◆ **The exercise**: Check each line of the records for "open"; collect those that have it.
----------------------------------------
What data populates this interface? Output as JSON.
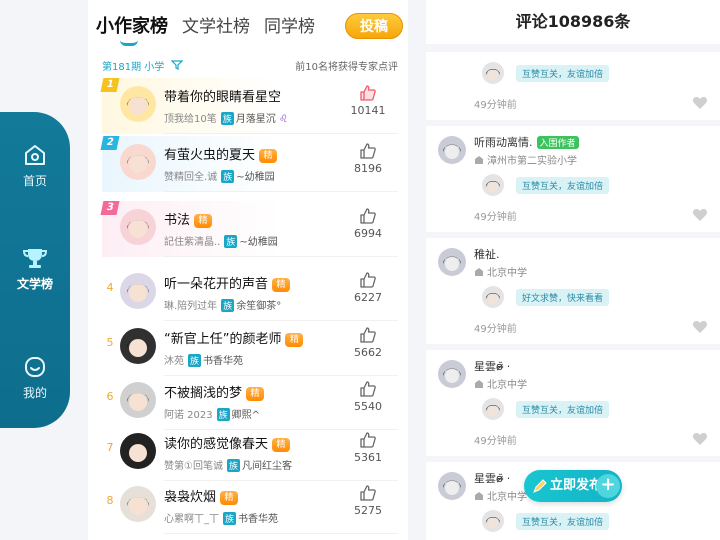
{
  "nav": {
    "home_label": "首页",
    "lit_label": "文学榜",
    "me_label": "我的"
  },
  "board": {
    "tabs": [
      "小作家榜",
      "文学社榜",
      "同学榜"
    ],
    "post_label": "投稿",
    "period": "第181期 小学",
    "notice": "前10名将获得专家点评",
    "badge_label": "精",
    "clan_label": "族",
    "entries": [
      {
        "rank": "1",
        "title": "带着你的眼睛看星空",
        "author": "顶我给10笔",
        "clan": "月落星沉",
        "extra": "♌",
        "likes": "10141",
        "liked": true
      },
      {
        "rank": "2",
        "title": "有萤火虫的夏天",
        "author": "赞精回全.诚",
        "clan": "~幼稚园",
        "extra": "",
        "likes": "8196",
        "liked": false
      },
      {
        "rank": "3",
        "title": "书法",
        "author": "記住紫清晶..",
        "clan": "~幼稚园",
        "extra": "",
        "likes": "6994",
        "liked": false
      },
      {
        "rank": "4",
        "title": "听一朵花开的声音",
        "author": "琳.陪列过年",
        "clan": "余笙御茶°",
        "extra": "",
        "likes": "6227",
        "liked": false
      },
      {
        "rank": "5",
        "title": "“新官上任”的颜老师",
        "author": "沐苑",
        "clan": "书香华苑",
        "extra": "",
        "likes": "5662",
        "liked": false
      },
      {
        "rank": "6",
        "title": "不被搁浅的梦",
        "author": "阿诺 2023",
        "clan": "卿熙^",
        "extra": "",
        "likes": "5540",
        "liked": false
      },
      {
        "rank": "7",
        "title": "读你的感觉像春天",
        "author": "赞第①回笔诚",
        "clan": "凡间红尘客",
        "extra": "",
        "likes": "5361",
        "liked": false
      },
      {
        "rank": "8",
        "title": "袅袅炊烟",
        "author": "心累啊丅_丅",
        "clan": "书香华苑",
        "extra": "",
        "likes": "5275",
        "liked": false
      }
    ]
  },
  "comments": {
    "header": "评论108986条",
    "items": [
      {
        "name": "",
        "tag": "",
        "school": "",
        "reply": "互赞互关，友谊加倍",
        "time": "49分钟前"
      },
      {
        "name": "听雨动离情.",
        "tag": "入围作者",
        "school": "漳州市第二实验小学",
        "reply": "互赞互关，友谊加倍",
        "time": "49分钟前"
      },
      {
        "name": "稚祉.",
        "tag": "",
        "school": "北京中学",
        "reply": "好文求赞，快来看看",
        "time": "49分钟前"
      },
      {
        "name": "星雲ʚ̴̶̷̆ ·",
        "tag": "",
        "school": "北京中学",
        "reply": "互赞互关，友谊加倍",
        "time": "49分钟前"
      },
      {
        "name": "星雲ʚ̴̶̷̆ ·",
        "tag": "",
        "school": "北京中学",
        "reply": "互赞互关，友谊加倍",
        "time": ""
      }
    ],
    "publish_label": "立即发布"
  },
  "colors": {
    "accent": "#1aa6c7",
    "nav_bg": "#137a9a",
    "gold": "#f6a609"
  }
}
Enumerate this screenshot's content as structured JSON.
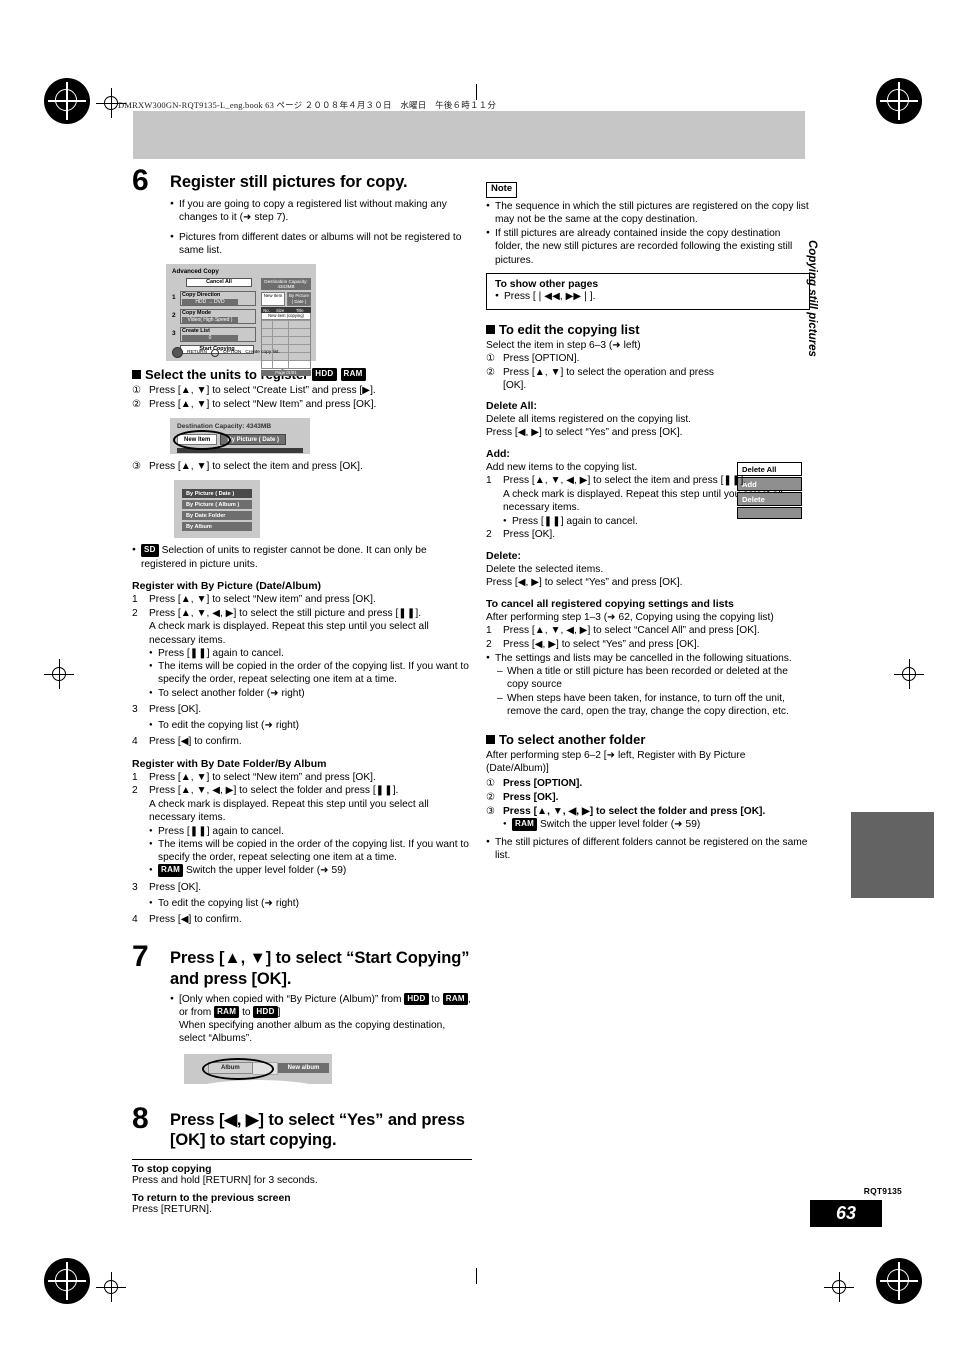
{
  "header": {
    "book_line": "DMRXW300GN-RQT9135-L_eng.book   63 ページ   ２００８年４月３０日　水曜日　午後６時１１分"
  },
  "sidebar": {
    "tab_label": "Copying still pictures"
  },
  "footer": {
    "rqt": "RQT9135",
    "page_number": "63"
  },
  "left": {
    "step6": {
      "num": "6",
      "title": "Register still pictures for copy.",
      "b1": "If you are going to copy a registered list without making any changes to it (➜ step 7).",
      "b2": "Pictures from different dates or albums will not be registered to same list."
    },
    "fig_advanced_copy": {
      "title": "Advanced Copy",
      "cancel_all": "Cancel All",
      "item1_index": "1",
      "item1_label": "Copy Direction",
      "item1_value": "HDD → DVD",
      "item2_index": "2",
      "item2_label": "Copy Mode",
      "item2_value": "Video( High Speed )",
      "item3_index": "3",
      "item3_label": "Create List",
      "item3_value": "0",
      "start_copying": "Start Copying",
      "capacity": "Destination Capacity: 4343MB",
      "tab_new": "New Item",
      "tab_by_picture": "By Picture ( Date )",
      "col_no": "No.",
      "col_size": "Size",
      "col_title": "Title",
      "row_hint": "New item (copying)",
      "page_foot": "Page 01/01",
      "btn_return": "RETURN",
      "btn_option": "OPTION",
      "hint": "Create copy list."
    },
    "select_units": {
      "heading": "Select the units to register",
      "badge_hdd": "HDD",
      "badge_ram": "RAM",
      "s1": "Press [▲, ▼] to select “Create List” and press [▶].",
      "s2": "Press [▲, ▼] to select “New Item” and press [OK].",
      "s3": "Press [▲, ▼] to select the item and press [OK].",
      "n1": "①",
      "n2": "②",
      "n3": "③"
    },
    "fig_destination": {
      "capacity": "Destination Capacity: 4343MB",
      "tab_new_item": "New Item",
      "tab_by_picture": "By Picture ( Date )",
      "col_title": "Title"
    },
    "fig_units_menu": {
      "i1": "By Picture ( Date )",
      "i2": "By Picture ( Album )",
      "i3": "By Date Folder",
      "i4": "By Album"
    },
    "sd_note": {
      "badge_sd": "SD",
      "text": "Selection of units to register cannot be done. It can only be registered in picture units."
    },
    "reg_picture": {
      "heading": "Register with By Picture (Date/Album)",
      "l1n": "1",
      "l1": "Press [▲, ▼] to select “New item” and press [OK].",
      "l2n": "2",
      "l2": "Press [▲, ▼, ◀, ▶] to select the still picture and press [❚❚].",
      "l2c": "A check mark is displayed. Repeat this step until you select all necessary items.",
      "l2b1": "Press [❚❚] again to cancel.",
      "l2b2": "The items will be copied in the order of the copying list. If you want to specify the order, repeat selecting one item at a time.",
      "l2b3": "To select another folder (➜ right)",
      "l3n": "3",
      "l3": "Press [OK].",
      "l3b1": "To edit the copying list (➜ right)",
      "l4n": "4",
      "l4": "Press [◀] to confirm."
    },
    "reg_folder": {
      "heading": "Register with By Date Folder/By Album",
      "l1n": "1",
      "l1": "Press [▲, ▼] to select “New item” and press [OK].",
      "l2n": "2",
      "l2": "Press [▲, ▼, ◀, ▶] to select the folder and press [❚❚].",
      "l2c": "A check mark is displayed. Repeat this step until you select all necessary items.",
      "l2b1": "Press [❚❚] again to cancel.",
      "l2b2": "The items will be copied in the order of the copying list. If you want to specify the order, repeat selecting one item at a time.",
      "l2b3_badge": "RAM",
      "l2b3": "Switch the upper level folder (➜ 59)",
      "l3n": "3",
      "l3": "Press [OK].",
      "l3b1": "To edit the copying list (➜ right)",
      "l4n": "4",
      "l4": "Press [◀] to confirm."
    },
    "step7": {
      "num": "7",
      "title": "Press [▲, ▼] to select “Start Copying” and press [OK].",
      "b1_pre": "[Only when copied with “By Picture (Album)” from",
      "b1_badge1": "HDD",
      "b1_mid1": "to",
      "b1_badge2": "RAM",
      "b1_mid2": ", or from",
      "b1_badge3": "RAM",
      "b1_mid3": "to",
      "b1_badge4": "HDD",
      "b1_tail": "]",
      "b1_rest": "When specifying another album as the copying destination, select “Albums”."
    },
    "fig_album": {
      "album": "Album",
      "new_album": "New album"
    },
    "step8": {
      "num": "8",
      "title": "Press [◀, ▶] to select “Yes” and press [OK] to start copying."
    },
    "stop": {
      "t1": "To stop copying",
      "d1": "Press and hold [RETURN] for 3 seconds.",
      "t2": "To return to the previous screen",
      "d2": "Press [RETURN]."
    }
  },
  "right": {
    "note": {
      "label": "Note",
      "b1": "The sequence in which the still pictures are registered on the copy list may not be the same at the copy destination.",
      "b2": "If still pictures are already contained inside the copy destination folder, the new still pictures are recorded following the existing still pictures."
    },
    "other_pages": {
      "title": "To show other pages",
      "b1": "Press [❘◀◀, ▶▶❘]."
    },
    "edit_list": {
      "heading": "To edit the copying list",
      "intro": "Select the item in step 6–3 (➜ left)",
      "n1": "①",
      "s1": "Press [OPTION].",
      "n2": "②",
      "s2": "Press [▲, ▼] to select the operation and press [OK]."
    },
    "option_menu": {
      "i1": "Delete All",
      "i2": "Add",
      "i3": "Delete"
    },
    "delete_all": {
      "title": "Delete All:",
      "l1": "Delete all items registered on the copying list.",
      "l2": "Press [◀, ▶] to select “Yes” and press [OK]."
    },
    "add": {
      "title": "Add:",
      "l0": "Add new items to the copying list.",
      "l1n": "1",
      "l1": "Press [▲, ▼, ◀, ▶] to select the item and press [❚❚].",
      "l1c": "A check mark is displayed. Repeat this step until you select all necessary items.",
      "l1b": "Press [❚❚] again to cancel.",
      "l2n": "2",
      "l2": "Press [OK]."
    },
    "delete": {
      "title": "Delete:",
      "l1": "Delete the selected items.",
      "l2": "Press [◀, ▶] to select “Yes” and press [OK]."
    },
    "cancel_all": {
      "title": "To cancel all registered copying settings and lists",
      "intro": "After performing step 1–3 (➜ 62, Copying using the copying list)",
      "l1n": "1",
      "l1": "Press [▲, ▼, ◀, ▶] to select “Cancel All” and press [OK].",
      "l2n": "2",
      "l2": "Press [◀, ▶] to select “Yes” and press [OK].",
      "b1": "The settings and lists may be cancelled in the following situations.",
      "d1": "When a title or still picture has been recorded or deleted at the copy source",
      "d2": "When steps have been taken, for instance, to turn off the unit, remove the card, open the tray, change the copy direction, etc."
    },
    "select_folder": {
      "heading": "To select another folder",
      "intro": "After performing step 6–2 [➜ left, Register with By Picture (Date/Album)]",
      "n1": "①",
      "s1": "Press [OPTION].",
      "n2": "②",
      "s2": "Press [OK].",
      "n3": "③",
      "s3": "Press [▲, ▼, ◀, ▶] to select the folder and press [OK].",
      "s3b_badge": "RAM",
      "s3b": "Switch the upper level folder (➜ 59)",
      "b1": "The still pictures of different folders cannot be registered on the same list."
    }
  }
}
----------------------------------------
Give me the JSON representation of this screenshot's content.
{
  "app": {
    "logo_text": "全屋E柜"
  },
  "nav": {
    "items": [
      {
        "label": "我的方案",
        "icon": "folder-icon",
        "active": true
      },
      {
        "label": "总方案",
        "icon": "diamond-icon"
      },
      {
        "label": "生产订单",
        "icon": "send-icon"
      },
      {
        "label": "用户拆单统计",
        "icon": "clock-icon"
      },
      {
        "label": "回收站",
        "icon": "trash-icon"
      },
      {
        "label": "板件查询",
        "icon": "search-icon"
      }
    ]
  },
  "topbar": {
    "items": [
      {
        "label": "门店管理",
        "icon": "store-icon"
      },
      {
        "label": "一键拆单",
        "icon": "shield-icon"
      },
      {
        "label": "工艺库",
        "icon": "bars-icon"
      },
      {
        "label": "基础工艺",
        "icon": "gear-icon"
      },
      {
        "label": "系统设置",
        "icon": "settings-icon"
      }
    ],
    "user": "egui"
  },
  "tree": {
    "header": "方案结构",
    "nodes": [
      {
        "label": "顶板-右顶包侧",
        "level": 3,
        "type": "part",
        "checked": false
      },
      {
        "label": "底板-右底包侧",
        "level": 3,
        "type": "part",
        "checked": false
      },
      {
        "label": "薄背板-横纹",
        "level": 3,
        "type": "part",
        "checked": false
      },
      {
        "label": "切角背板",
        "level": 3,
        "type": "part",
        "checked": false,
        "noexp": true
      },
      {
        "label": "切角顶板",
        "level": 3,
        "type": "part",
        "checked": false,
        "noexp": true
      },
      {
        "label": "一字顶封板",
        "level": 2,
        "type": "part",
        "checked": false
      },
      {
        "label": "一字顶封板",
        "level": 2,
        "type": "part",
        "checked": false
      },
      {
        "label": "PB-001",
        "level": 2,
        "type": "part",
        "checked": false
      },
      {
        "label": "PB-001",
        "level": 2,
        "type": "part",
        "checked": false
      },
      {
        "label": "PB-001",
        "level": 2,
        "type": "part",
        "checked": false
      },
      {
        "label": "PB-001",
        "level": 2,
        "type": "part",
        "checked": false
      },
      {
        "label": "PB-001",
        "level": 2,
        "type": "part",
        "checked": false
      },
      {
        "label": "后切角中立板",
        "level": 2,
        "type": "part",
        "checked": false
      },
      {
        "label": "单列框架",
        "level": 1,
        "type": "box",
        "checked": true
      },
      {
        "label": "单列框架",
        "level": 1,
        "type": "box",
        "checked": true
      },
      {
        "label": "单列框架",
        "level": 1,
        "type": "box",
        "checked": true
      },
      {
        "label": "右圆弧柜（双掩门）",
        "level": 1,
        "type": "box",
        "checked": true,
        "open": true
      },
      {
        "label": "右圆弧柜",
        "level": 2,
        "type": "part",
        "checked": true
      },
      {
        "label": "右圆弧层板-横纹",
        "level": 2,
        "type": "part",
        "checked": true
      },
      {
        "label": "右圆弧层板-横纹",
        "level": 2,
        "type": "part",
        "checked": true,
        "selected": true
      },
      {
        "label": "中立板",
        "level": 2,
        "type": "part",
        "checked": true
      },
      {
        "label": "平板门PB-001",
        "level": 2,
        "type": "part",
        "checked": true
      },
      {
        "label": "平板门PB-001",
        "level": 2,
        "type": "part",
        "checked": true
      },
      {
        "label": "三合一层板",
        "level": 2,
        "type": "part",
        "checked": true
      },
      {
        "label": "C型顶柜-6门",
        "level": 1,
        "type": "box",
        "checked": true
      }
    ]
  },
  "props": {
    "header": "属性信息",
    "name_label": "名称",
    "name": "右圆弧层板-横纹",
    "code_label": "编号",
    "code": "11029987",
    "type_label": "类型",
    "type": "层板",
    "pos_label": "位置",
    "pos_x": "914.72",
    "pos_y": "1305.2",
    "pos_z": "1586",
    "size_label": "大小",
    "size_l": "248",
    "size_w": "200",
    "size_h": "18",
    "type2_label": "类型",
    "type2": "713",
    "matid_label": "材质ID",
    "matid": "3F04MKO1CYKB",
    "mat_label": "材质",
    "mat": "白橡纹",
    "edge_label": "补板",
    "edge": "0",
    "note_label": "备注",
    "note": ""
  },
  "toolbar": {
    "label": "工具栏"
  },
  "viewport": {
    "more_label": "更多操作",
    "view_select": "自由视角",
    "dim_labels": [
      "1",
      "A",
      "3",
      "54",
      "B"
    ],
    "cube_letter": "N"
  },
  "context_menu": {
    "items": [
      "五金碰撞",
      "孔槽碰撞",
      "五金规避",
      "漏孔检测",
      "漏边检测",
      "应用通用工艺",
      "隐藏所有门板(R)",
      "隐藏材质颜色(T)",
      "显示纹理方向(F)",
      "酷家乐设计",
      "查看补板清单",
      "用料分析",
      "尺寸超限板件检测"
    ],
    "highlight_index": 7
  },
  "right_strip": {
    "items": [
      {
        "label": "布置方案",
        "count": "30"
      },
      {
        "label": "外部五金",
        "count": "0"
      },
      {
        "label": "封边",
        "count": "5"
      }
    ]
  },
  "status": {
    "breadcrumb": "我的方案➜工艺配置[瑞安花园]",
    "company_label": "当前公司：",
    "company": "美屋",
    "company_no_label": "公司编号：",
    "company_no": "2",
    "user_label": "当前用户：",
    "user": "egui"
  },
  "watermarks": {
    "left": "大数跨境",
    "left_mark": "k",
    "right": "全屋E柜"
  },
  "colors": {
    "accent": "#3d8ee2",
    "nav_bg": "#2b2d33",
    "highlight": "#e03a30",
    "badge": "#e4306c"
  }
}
----------------------------------------
◆ **Response to the exercise**:
      "d2": "When steps have been taken, for instance, to turn off the unit, remove the card, open the tray, change the copy direction, etc."
        "open": true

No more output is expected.